#### [Written exercise]
Repeat every record below exactly, omitting any pictures.

· · · · ·

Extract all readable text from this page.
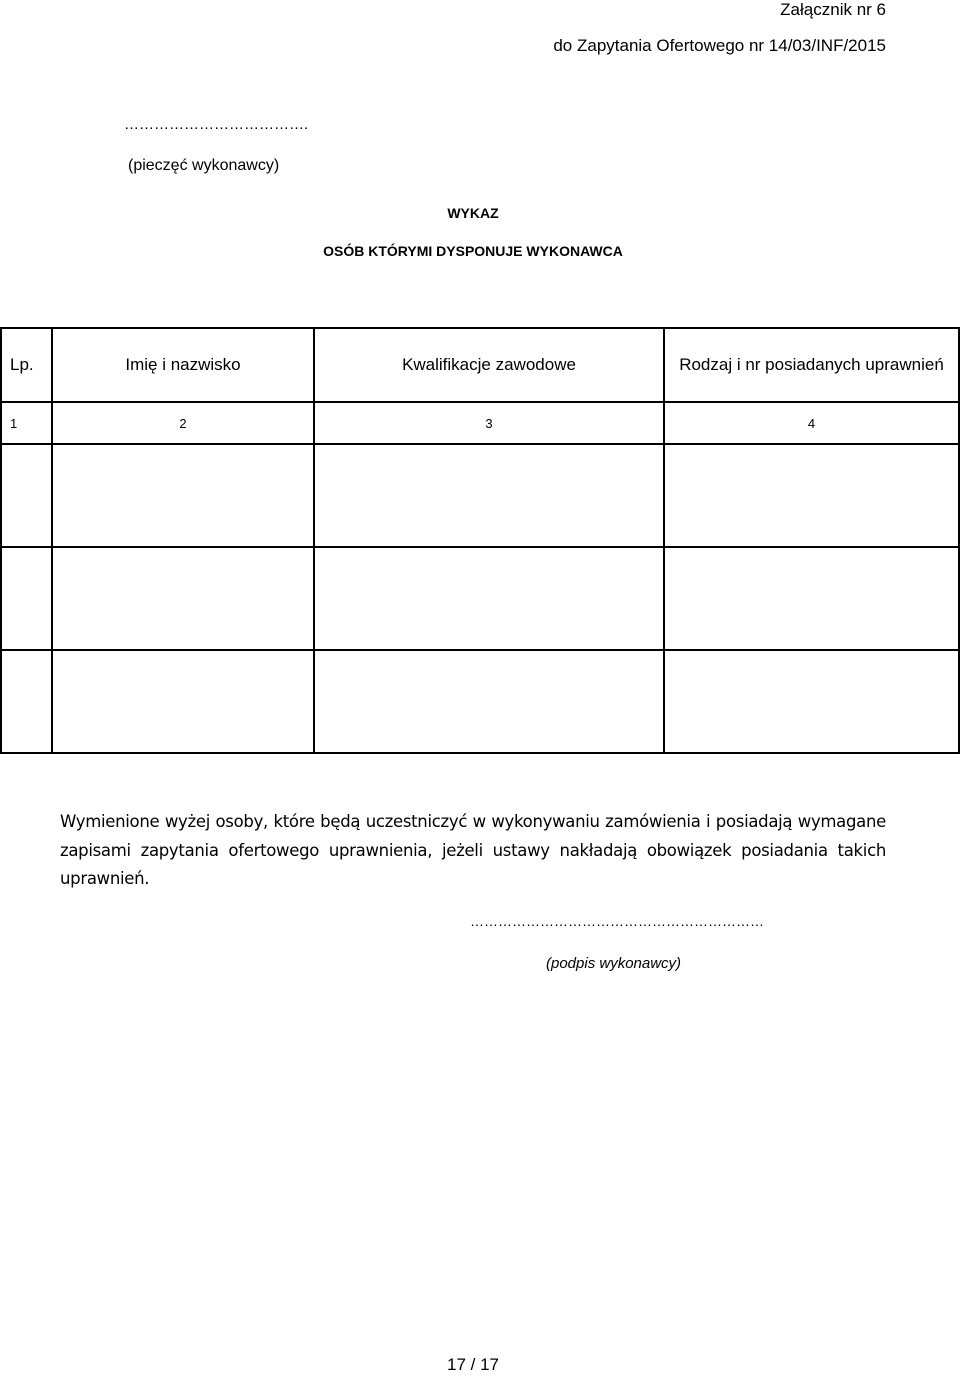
Załącznik nr 6
do Zapytania Ofertowego nr 14/03/INF/2015
……………………………….
(pieczęć wykonawcy)
WYKAZ
OSÓB KTÓRYMI DYSPONUJE WYKONAWCA
Lp.	Imię i nazwisko	Kwalifikacje zawodowe	Rodzaj i nr posiadanych uprawnień
1	2	3	4

Wymienione wyżej osoby, które będą uczestniczyć w wykonywaniu zamówienia i posiadają wymagane zapisami zapytania ofertowego uprawnienia, jeżeli ustawy nakładają obowiązek posiadania takich uprawnień.
………………………………………………………
(podpis wykonawcy)
17 / 17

· · · · ·

#### [The answer]
Extract all readable text from this page.
Załącznik nr 6
do Zapytania Ofertowego nr 14/03/INF/2015
……………………………….
(pieczęć wykonawcy)
WYKAZ
OSÓB KTÓRYMI DYSPONUJE WYKONAWCA
Lp.	Imię i nazwisko	Kwalifikacje zawodowe	Rodzaj i nr posiadanych uprawnień
1	2	3	4

Wymienione wyżej osoby, które będą uczestniczyć w wykonywaniu zamówienia i posiadają wymagane zapisami zapytania ofertowego uprawnienia, jeżeli ustawy nakładają obowiązek posiadania takich uprawnień.
………………………………………………………
(podpis wykonawcy)
17 / 17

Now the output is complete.